## Goal
Copy out the items below word for word, from the line with "Localize all elements." to the line with "912, 182, 956]", and leave out the pictures.

## Dataset excerpts
+---+

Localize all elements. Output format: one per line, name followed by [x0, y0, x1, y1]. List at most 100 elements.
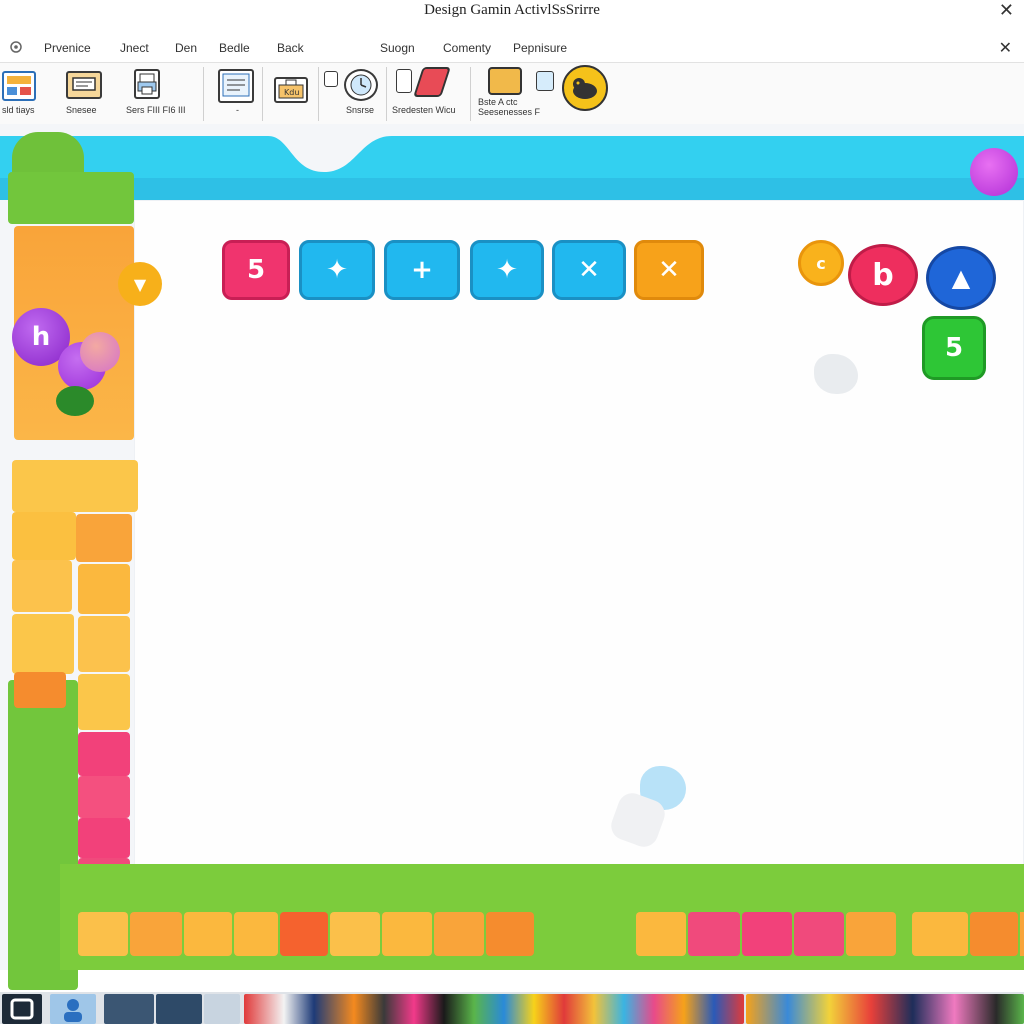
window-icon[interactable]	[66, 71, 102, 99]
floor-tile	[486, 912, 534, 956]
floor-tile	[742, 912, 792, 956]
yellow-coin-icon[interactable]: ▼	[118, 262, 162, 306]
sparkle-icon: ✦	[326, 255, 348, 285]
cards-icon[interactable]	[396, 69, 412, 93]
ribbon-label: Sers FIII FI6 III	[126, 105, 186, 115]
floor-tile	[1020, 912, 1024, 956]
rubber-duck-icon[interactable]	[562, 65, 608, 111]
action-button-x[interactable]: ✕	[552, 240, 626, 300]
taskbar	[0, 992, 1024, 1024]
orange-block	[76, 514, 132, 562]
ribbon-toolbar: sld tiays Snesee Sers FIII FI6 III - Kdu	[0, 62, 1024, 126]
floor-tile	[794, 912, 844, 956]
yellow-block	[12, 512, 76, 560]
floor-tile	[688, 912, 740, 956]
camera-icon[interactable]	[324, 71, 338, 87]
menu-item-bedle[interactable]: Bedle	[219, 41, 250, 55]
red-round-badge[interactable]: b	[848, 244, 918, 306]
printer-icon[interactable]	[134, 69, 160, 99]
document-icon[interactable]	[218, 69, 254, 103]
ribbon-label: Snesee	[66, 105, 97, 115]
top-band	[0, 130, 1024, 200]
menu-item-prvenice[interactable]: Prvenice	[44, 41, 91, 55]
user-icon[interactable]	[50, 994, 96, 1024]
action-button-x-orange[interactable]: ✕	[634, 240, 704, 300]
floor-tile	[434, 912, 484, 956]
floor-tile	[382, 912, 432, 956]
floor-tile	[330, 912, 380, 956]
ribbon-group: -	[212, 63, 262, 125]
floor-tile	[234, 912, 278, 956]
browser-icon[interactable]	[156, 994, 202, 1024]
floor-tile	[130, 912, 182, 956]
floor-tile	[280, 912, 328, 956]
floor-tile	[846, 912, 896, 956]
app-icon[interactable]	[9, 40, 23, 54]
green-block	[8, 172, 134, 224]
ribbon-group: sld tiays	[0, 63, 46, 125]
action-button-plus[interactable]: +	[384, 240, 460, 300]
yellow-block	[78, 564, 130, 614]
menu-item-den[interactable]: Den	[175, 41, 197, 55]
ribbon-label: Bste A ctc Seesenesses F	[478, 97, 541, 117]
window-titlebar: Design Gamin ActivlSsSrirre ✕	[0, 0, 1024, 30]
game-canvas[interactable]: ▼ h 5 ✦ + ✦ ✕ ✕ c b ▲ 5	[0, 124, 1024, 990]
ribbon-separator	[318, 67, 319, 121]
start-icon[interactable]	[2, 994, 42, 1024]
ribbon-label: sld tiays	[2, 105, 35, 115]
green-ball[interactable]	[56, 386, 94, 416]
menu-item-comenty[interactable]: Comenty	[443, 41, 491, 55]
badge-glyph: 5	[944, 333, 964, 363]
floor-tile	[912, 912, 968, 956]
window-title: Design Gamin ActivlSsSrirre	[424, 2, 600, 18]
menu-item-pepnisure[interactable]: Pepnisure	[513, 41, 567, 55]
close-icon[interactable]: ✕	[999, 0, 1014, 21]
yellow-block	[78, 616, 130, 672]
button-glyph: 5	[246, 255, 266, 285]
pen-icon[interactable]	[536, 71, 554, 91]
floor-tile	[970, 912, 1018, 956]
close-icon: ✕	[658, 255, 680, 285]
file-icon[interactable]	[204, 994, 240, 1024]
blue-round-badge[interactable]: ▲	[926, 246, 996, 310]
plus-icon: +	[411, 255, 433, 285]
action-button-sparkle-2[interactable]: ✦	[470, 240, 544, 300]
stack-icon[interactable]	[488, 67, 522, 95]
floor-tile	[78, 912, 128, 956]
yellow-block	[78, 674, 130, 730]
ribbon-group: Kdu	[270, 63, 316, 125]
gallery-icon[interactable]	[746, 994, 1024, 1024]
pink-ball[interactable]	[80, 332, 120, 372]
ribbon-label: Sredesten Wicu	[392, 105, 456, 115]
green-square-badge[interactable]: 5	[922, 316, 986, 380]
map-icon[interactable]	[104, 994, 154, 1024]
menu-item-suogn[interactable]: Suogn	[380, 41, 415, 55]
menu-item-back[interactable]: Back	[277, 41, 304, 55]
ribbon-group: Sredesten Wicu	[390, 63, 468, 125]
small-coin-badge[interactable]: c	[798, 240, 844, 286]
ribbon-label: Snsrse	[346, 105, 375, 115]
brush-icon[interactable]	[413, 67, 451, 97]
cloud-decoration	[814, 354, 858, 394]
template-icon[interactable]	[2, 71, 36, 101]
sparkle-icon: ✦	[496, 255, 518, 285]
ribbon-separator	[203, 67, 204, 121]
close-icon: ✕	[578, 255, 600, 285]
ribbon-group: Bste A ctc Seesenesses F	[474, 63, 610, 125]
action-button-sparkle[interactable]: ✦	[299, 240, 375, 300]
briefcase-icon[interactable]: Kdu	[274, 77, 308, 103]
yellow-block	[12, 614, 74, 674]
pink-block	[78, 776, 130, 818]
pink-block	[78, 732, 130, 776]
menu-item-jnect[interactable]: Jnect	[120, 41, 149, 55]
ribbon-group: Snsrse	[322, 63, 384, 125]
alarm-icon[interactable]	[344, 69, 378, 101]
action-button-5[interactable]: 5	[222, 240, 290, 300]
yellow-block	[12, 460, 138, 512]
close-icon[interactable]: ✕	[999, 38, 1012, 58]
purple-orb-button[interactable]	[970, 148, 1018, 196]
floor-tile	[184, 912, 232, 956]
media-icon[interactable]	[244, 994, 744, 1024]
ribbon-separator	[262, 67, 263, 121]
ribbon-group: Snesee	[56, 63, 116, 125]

+---+

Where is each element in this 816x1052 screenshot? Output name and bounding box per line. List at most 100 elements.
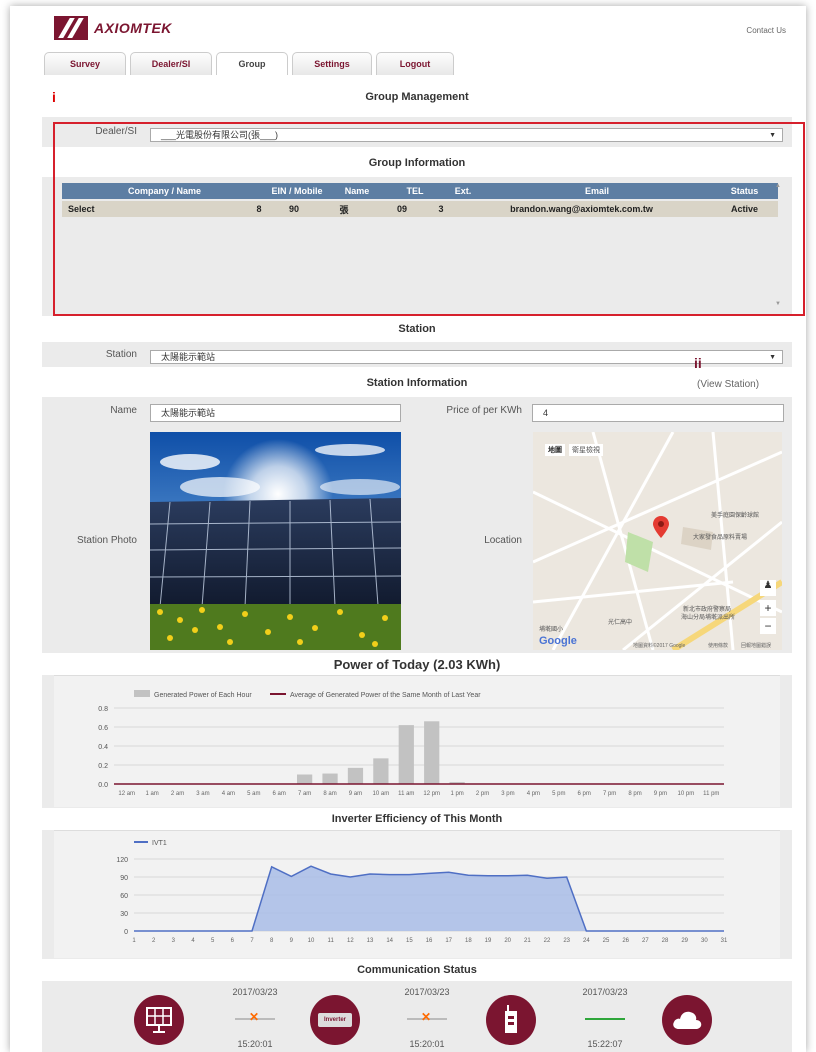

+---+

## Response
Localize all elements. Output format: one per line, name followed by [x0, y0, x1, y1]. List at most 100 elements.
window-icon[interactable]	[66, 71, 102, 99]
floor-tile	[486, 912, 534, 956]
floor-tile	[742, 912, 792, 956]
yellow-coin-icon[interactable]: ▼	[118, 262, 162, 306]
sparkle-icon: ✦	[326, 255, 348, 285]
cards-icon[interactable]	[396, 69, 412, 93]
ribbon-label: Sers FIII FI6 III	[126, 105, 186, 115]
floor-tile	[1020, 912, 1024, 956]
rubber-duck-icon[interactable]	[562, 65, 608, 111]
action-button-x[interactable]: ✕	[552, 240, 626, 300]
taskbar	[0, 992, 1024, 1024]
orange-block	[76, 514, 132, 562]
ribbon-toolbar: sld tiays Snesee Sers FIII FI6 III - Kdu	[0, 62, 1024, 126]
floor-tile	[794, 912, 844, 956]
yellow-block	[12, 512, 76, 560]
floor-tile	[688, 912, 740, 956]
camera-icon[interactable]	[324, 71, 338, 87]
menu-item-bedle[interactable]: Bedle	[219, 41, 250, 55]
red-round-badge[interactable]: b	[848, 244, 918, 306]
printer-icon[interactable]	[134, 69, 160, 99]
document-icon[interactable]	[218, 69, 254, 103]
ribbon-label: Snesee	[66, 105, 97, 115]
top-band	[0, 130, 1024, 200]
menu-item-prvenice[interactable]: Prvenice	[44, 41, 91, 55]
user-icon[interactable]	[50, 994, 96, 1024]
action-button-x-orange[interactable]: ✕	[634, 240, 704, 300]
floor-tile	[434, 912, 484, 956]
floor-tile	[382, 912, 432, 956]
floor-tile	[330, 912, 380, 956]
ribbon-group: -	[212, 63, 262, 125]
floor-tile	[234, 912, 278, 956]
browser-icon[interactable]	[156, 994, 202, 1024]
floor-tile	[130, 912, 182, 956]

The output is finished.